The records below must be transcribed exactly. Do not include the pictures.
# start of Dataset
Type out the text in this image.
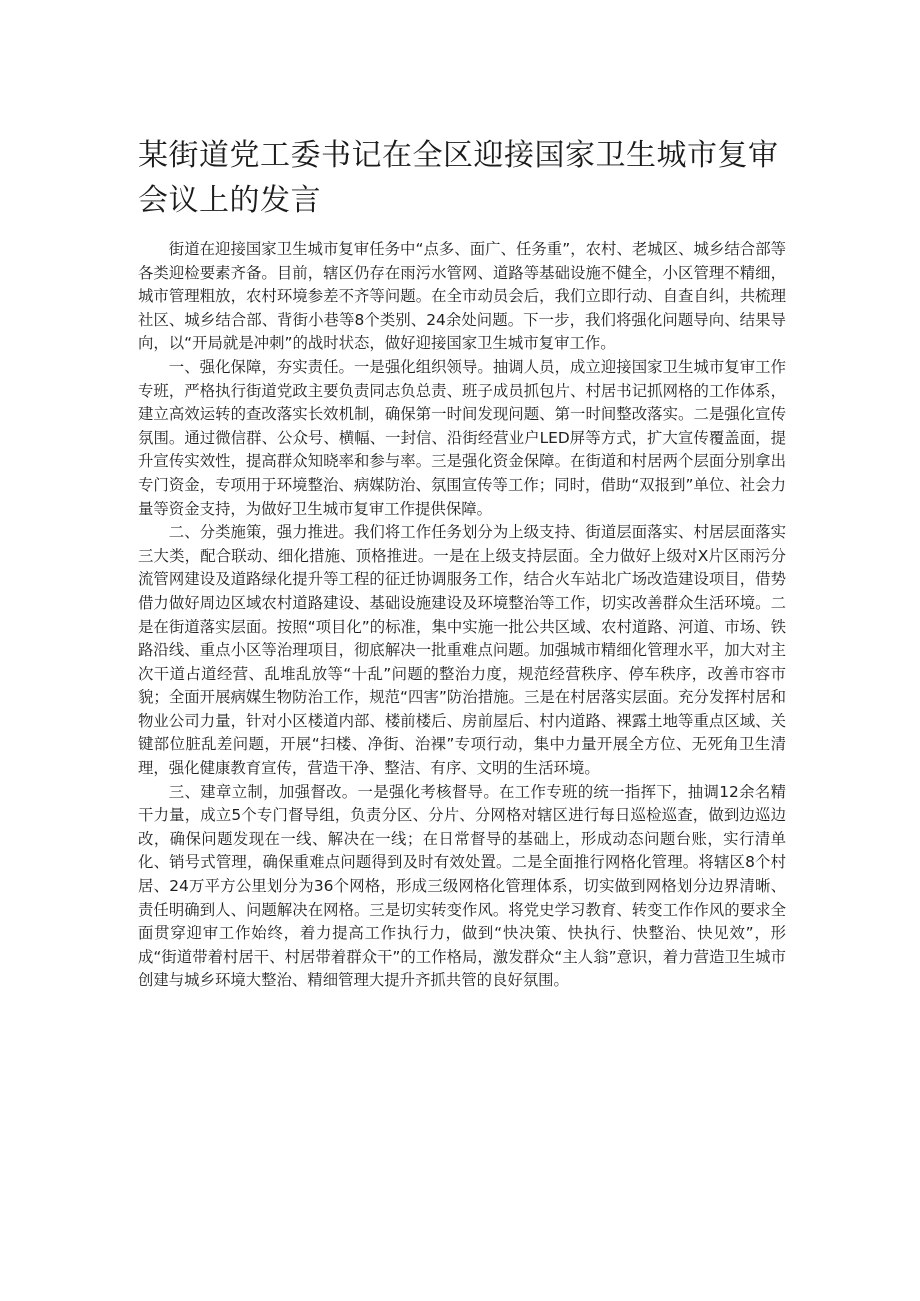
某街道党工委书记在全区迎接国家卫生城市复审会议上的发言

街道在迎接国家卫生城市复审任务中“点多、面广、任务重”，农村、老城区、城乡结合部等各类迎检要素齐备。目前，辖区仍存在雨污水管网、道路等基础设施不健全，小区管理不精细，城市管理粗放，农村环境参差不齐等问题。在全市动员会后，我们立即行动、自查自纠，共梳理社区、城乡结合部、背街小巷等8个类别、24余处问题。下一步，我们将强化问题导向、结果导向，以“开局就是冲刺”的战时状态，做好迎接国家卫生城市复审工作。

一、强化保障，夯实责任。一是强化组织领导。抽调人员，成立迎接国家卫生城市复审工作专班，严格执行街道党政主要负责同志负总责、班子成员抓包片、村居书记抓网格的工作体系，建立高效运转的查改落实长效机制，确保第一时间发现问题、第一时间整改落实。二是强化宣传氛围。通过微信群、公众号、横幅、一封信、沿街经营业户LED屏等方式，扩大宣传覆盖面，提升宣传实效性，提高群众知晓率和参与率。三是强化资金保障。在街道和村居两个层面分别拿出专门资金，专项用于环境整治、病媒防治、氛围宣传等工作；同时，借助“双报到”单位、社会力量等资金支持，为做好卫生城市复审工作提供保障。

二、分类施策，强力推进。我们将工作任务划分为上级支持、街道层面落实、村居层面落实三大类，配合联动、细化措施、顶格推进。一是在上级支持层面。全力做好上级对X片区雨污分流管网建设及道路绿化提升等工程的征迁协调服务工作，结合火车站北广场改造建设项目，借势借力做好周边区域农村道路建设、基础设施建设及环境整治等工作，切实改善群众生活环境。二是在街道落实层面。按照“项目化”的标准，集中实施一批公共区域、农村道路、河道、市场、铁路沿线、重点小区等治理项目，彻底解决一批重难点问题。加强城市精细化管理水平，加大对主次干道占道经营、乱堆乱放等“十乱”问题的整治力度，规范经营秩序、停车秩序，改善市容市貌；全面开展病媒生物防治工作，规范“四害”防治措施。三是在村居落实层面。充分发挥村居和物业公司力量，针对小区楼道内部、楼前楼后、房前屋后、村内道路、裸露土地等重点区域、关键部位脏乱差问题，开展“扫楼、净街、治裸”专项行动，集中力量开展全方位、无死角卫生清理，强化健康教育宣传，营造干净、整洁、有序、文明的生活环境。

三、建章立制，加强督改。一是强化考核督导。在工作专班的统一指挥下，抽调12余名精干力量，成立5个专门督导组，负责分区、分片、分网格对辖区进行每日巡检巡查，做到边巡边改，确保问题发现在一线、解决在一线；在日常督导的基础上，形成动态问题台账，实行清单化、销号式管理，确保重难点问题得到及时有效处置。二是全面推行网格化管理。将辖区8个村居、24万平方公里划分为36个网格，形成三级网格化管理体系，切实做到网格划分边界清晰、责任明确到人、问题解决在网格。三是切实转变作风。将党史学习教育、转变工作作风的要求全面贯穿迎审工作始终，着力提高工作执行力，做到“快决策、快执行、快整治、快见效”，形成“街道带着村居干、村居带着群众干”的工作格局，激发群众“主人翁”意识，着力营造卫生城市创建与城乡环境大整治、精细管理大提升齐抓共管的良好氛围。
# end of Dataset
• _Written answer_
Type out the text in this image.
某街道党工委书记在全区迎接国家卫生城市复审会议上的发言

街道在迎接国家卫生城市复审任务中“点多、面广、任务重”，农村、老城区、城乡结合部等各类迎检要素齐备。目前，辖区仍存在雨污水管网、道路等基础设施不健全，小区管理不精细，城市管理粗放，农村环境参差不齐等问题。在全市动员会后，我们立即行动、自查自纠，共梳理社区、城乡结合部、背街小巷等8个类别、24余处问题。下一步，我们将强化问题导向、结果导向，以“开局就是冲刺”的战时状态，做好迎接国家卫生城市复审工作。

一、强化保障，夯实责任。一是强化组织领导。抽调人员，成立迎接国家卫生城市复审工作专班，严格执行街道党政主要负责同志负总责、班子成员抓包片、村居书记抓网格的工作体系，建立高效运转的查改落实长效机制，确保第一时间发现问题、第一时间整改落实。二是强化宣传氛围。通过微信群、公众号、横幅、一封信、沿街经营业户LED屏等方式，扩大宣传覆盖面，提升宣传实效性，提高群众知晓率和参与率。三是强化资金保障。在街道和村居两个层面分别拿出专门资金，专项用于环境整治、病媒防治、氛围宣传等工作；同时，借助“双报到”单位、社会力量等资金支持，为做好卫生城市复审工作提供保障。

二、分类施策，强力推进。我们将工作任务划分为上级支持、街道层面落实、村居层面落实三大类，配合联动、细化措施、顶格推进。一是在上级支持层面。全力做好上级对X片区雨污分流管网建设及道路绿化提升等工程的征迁协调服务工作，结合火车站北广场改造建设项目，借势借力做好周边区域农村道路建设、基础设施建设及环境整治等工作，切实改善群众生活环境。二是在街道落实层面。按照“项目化”的标准，集中实施一批公共区域、农村道路、河道、市场、铁路沿线、重点小区等治理项目，彻底解决一批重难点问题。加强城市精细化管理水平，加大对主次干道占道经营、乱堆乱放等“十乱”问题的整治力度，规范经营秩序、停车秩序，改善市容市貌；全面开展病媒生物防治工作，规范“四害”防治措施。三是在村居落实层面。充分发挥村居和物业公司力量，针对小区楼道内部、楼前楼后、房前屋后、村内道路、裸露土地等重点区域、关键部位脏乱差问题，开展“扫楼、净街、治裸”专项行动，集中力量开展全方位、无死角卫生清理，强化健康教育宣传，营造干净、整洁、有序、文明的生活环境。

三、建章立制，加强督改。一是强化考核督导。在工作专班的统一指挥下，抽调12余名精干力量，成立5个专门督导组，负责分区、分片、分网格对辖区进行每日巡检巡查，做到边巡边改，确保问题发现在一线、解决在一线；在日常督导的基础上，形成动态问题台账，实行清单化、销号式管理，确保重难点问题得到及时有效处置。二是全面推行网格化管理。将辖区8个村居、24万平方公里划分为36个网格，形成三级网格化管理体系，切实做到网格划分边界清晰、责任明确到人、问题解决在网格。三是切实转变作风。将党史学习教育、转变工作作风的要求全面贯穿迎审工作始终，着力提高工作执行力，做到“快决策、快执行、快整治、快见效”，形成“街道带着村居干、村居带着群众干”的工作格局，激发群众“主人翁”意识，着力营造卫生城市创建与城乡环境大整治、精细管理大提升齐抓共管的良好氛围。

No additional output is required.